| Exercise task |
Work through the data line by line, gathering every line that has the word "arcmin".

-------- Material supplied

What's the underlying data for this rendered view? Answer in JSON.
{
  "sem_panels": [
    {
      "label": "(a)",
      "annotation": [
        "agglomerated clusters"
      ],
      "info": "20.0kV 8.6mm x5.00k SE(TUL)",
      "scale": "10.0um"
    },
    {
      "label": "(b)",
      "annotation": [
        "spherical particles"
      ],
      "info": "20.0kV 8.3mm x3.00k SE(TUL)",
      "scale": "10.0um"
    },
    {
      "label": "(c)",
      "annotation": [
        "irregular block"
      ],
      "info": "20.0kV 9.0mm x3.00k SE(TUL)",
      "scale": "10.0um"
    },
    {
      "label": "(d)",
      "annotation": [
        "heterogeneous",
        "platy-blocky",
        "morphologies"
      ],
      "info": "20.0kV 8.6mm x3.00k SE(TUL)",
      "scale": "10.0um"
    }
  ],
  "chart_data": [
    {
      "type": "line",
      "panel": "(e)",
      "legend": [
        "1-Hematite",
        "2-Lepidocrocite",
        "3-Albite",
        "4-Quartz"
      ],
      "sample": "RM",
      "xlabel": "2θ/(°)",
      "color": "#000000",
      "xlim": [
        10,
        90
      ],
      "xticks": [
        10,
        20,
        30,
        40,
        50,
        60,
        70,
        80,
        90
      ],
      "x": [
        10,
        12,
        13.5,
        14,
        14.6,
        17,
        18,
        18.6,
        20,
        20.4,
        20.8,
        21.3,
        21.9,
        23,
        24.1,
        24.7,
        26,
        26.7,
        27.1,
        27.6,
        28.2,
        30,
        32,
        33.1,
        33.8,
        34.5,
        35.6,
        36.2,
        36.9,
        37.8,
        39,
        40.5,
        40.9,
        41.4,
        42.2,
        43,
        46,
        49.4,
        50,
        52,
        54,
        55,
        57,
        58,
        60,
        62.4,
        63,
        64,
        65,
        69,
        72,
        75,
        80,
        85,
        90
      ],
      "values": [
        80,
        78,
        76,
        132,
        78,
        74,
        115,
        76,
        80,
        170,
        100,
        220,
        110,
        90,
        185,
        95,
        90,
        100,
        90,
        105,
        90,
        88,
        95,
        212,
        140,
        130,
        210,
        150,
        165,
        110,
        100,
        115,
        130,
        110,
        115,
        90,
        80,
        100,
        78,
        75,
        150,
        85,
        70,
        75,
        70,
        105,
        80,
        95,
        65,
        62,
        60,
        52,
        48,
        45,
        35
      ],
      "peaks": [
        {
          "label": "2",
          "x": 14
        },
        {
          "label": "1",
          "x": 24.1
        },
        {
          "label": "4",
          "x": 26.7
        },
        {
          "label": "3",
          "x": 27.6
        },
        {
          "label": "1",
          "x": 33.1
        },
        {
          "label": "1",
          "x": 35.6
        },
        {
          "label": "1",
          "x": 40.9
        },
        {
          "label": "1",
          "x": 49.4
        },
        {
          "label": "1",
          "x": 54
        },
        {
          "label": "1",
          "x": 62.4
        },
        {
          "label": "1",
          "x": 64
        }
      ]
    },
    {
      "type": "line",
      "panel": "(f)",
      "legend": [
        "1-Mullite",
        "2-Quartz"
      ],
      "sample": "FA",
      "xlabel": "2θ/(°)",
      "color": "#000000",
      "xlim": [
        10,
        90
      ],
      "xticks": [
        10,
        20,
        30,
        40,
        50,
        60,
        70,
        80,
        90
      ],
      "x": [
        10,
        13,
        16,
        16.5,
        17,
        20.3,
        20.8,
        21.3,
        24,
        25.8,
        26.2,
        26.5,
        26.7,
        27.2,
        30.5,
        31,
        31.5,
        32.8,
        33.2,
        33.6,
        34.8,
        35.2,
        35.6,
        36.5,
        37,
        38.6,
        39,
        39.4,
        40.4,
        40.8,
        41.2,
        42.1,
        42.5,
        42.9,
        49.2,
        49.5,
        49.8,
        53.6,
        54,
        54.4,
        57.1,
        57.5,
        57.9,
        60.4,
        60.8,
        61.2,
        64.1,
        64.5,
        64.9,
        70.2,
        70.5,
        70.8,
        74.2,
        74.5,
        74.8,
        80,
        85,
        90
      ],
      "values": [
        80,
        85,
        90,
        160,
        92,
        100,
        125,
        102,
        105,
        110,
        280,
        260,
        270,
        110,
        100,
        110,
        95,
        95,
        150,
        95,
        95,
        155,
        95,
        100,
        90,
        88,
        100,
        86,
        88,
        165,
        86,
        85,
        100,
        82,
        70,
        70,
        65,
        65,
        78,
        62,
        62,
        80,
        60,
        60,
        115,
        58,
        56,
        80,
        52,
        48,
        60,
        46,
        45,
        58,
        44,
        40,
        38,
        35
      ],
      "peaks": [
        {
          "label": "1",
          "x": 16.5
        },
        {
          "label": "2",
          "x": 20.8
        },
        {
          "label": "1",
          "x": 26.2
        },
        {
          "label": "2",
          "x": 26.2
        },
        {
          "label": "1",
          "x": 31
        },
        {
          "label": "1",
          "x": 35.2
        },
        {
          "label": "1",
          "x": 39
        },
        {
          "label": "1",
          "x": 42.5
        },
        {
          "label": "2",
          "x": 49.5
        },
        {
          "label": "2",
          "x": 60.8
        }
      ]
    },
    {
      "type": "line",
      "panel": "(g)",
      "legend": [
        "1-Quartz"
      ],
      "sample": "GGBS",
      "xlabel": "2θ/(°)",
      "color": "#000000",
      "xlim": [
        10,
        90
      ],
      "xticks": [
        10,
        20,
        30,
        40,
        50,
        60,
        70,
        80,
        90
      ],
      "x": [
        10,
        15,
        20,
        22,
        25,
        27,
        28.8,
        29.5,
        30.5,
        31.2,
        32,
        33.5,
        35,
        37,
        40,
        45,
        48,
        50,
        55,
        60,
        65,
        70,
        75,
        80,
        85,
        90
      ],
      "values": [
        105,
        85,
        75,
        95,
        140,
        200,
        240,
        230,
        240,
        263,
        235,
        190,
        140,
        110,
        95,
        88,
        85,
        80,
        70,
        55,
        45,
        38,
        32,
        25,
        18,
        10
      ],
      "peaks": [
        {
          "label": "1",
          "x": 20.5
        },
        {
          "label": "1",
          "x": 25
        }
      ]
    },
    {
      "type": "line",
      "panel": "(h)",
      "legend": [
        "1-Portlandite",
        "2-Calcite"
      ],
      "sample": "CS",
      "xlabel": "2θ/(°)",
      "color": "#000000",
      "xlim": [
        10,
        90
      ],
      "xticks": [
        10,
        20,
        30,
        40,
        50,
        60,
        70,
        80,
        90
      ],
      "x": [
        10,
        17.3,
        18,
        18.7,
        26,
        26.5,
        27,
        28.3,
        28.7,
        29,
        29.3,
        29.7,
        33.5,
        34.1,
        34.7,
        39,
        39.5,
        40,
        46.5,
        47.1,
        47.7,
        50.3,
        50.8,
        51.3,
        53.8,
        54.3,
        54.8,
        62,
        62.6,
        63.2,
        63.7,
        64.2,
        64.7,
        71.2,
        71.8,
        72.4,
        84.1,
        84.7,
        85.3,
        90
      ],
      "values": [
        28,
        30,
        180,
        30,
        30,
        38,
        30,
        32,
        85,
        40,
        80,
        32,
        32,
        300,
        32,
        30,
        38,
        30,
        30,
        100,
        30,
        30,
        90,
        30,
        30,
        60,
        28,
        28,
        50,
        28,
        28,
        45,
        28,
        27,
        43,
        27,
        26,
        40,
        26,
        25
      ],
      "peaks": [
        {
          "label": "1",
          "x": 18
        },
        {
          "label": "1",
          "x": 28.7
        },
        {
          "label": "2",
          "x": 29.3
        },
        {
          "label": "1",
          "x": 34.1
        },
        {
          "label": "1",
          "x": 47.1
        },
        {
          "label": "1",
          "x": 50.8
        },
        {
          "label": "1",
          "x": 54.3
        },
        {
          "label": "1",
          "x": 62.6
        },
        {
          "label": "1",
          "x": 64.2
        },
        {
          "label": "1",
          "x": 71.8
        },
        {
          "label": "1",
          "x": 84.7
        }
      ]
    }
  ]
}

----------------
-------- Material supplied

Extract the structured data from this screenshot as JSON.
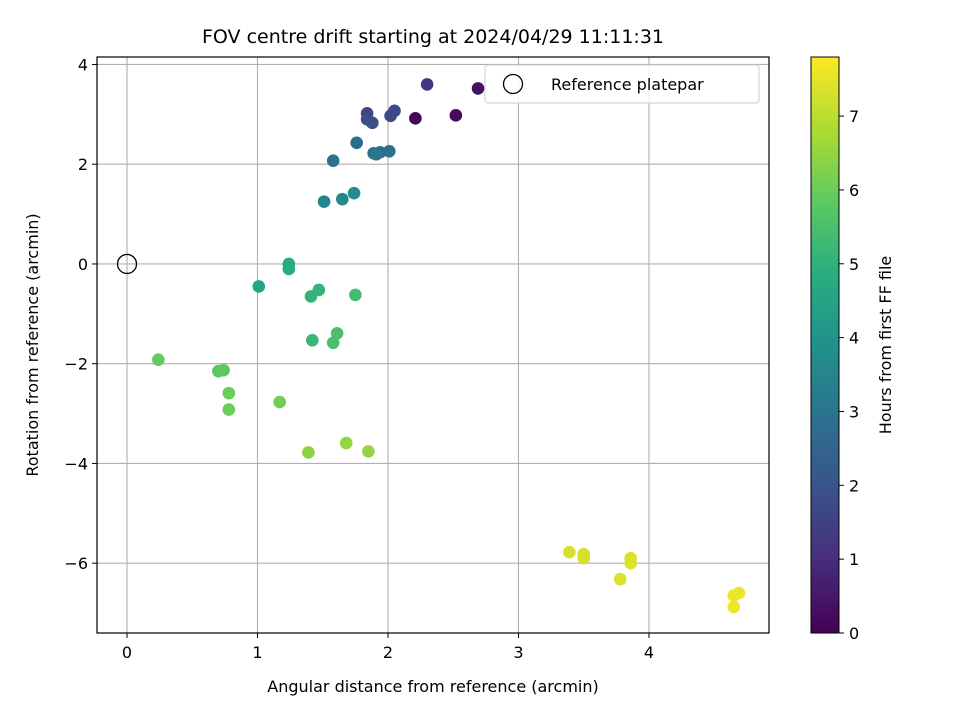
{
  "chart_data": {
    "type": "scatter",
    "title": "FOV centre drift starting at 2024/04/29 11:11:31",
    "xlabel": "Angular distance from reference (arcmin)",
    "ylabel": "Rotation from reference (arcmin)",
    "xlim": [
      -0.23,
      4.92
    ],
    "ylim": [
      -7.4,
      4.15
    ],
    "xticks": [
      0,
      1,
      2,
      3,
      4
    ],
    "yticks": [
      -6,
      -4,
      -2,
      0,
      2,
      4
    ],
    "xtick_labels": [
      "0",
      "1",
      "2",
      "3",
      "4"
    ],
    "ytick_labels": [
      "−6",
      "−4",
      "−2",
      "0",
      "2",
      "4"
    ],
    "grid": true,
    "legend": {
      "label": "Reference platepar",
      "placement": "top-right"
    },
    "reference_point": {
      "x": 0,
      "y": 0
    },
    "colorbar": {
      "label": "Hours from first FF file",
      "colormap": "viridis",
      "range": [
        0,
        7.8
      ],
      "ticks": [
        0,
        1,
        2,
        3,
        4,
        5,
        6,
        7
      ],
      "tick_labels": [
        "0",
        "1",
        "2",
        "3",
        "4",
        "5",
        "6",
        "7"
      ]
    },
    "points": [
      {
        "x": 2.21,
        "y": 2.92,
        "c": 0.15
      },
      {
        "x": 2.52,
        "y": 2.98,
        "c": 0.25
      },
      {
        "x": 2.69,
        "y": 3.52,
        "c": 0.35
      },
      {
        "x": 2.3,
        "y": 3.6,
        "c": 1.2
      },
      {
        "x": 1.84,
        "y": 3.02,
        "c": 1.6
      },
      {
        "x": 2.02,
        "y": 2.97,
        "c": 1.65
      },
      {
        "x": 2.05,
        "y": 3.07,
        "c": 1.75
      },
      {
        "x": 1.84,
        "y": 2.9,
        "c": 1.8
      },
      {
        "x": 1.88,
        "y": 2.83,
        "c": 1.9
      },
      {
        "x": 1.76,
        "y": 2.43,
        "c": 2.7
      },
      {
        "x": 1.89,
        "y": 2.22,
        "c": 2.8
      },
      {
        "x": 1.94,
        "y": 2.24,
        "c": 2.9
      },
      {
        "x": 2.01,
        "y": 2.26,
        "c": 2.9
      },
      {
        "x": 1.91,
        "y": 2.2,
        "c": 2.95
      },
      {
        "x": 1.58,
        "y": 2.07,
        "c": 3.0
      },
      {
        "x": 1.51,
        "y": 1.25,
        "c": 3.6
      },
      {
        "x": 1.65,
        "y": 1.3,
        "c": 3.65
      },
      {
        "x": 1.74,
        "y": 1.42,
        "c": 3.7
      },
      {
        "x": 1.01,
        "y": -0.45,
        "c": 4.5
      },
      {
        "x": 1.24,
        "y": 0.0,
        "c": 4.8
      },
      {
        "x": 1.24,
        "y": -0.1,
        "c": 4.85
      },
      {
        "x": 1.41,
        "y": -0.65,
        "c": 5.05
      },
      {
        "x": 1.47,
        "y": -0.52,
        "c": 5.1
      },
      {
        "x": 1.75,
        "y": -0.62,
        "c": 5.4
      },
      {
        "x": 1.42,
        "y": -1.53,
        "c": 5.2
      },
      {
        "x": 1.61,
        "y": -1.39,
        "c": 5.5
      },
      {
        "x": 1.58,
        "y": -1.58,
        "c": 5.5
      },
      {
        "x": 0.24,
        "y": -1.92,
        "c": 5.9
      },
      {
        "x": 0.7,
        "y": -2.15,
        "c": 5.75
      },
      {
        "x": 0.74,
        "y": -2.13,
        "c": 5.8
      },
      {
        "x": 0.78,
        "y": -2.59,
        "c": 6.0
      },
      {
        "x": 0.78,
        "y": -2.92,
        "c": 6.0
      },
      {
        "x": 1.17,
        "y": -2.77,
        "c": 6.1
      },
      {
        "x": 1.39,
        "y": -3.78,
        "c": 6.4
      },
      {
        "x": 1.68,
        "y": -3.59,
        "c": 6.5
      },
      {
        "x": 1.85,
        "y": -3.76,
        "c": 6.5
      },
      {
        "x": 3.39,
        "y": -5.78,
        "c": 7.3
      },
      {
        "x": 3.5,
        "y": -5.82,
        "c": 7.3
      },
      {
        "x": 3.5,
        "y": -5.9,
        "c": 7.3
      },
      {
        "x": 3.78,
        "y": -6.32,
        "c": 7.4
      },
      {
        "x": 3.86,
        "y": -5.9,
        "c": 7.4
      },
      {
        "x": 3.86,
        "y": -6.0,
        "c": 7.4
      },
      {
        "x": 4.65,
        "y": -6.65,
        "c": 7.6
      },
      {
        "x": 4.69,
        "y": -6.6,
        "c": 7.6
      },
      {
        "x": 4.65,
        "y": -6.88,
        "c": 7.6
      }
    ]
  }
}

----------------

| Response |
    "xlabel": "Angular distance from reference (arcmin)",
    "ylabel": "Rotation from reference (arcmin)",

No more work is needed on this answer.